Given instruction
Write out the full listing exactly as given, minus the images.

== == ==

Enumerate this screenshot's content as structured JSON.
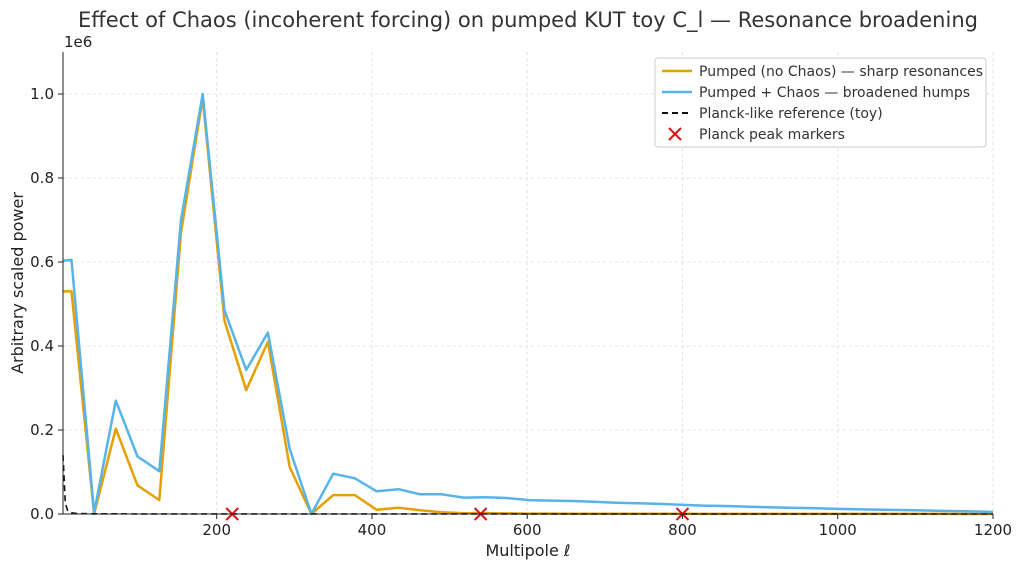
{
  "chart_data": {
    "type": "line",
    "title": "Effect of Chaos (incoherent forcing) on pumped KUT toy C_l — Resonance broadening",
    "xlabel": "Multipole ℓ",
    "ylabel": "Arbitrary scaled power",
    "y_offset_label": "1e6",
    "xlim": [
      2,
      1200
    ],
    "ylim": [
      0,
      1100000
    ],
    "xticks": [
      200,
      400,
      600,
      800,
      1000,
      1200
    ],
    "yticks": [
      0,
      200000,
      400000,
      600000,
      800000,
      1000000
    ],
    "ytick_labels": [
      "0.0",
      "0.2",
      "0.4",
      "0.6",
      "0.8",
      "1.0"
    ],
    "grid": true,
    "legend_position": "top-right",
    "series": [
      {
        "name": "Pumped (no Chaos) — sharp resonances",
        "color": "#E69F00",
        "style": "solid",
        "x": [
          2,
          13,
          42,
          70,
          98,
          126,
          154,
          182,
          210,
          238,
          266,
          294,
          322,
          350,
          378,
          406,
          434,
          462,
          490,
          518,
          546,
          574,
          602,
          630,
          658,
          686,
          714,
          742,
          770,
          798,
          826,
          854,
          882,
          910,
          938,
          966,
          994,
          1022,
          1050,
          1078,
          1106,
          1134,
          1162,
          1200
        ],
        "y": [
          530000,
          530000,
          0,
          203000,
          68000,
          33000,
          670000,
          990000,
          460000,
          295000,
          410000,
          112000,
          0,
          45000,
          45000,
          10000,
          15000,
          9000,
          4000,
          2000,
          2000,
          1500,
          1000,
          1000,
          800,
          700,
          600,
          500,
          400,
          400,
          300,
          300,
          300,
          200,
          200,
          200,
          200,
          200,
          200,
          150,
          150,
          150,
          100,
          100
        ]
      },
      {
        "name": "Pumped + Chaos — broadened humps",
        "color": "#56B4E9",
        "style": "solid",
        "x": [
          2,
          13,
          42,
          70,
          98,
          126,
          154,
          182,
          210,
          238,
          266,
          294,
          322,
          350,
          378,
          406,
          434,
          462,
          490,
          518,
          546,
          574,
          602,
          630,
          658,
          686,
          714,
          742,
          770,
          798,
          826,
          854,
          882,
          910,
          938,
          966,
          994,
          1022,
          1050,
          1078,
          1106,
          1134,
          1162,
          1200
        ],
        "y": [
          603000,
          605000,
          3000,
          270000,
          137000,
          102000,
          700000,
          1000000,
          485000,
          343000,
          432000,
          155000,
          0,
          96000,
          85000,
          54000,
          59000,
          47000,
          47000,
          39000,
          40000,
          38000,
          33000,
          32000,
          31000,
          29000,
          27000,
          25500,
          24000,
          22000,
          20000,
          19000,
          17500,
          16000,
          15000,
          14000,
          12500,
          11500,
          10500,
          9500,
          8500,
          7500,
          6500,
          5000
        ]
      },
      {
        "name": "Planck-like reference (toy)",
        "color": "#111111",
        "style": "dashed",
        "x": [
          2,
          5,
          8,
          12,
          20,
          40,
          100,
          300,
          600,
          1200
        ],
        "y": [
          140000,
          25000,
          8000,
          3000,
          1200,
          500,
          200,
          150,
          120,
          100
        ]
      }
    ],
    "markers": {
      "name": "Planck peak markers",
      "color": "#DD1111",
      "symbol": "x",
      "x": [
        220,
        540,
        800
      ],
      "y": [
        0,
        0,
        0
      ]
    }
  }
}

== == ==

Result of the task
Enumerate this screenshot's content as structured JSON.
{
  "chart_data": {
    "type": "line",
    "title": "Effect of Chaos (incoherent forcing) on pumped KUT toy C_l — Resonance broadening",
    "xlabel": "Multipole ℓ",
    "ylabel": "Arbitrary scaled power",
    "y_offset_label": "1e6",
    "xlim": [
      2,
      1200
    ],
    "ylim": [
      0,
      1100000
    ],
    "xticks": [
      200,
      400,
      600,
      800,
      1000,
      1200
    ],
    "yticks": [
      0,
      200000,
      400000,
      600000,
      800000,
      1000000
    ],
    "ytick_labels": [
      "0.0",
      "0.2",
      "0.4",
      "0.6",
      "0.8",
      "1.0"
    ],
    "grid": true,
    "legend_position": "top-right",
    "series": [
      {
        "name": "Pumped (no Chaos) — sharp resonances",
        "color": "#E69F00",
        "style": "solid",
        "x": [
          2,
          13,
          42,
          70,
          98,
          126,
          154,
          182,
          210,
          238,
          266,
          294,
          322,
          350,
          378,
          406,
          434,
          462,
          490,
          518,
          546,
          574,
          602,
          630,
          658,
          686,
          714,
          742,
          770,
          798,
          826,
          854,
          882,
          910,
          938,
          966,
          994,
          1022,
          1050,
          1078,
          1106,
          1134,
          1162,
          1200
        ],
        "y": [
          530000,
          530000,
          0,
          203000,
          68000,
          33000,
          670000,
          990000,
          460000,
          295000,
          410000,
          112000,
          0,
          45000,
          45000,
          10000,
          15000,
          9000,
          4000,
          2000,
          2000,
          1500,
          1000,
          1000,
          800,
          700,
          600,
          500,
          400,
          400,
          300,
          300,
          300,
          200,
          200,
          200,
          200,
          200,
          200,
          150,
          150,
          150,
          100,
          100
        ]
      },
      {
        "name": "Pumped + Chaos — broadened humps",
        "color": "#56B4E9",
        "style": "solid",
        "x": [
          2,
          13,
          42,
          70,
          98,
          126,
          154,
          182,
          210,
          238,
          266,
          294,
          322,
          350,
          378,
          406,
          434,
          462,
          490,
          518,
          546,
          574,
          602,
          630,
          658,
          686,
          714,
          742,
          770,
          798,
          826,
          854,
          882,
          910,
          938,
          966,
          994,
          1022,
          1050,
          1078,
          1106,
          1134,
          1162,
          1200
        ],
        "y": [
          603000,
          605000,
          3000,
          270000,
          137000,
          102000,
          700000,
          1000000,
          485000,
          343000,
          432000,
          155000,
          0,
          96000,
          85000,
          54000,
          59000,
          47000,
          47000,
          39000,
          40000,
          38000,
          33000,
          32000,
          31000,
          29000,
          27000,
          25500,
          24000,
          22000,
          20000,
          19000,
          17500,
          16000,
          15000,
          14000,
          12500,
          11500,
          10500,
          9500,
          8500,
          7500,
          6500,
          5000
        ]
      },
      {
        "name": "Planck-like reference (toy)",
        "color": "#111111",
        "style": "dashed",
        "x": [
          2,
          5,
          8,
          12,
          20,
          40,
          100,
          300,
          600,
          1200
        ],
        "y": [
          140000,
          25000,
          8000,
          3000,
          1200,
          500,
          200,
          150,
          120,
          100
        ]
      }
    ],
    "markers": {
      "name": "Planck peak markers",
      "color": "#DD1111",
      "symbol": "x",
      "x": [
        220,
        540,
        800
      ],
      "y": [
        0,
        0,
        0
      ]
    }
  }
}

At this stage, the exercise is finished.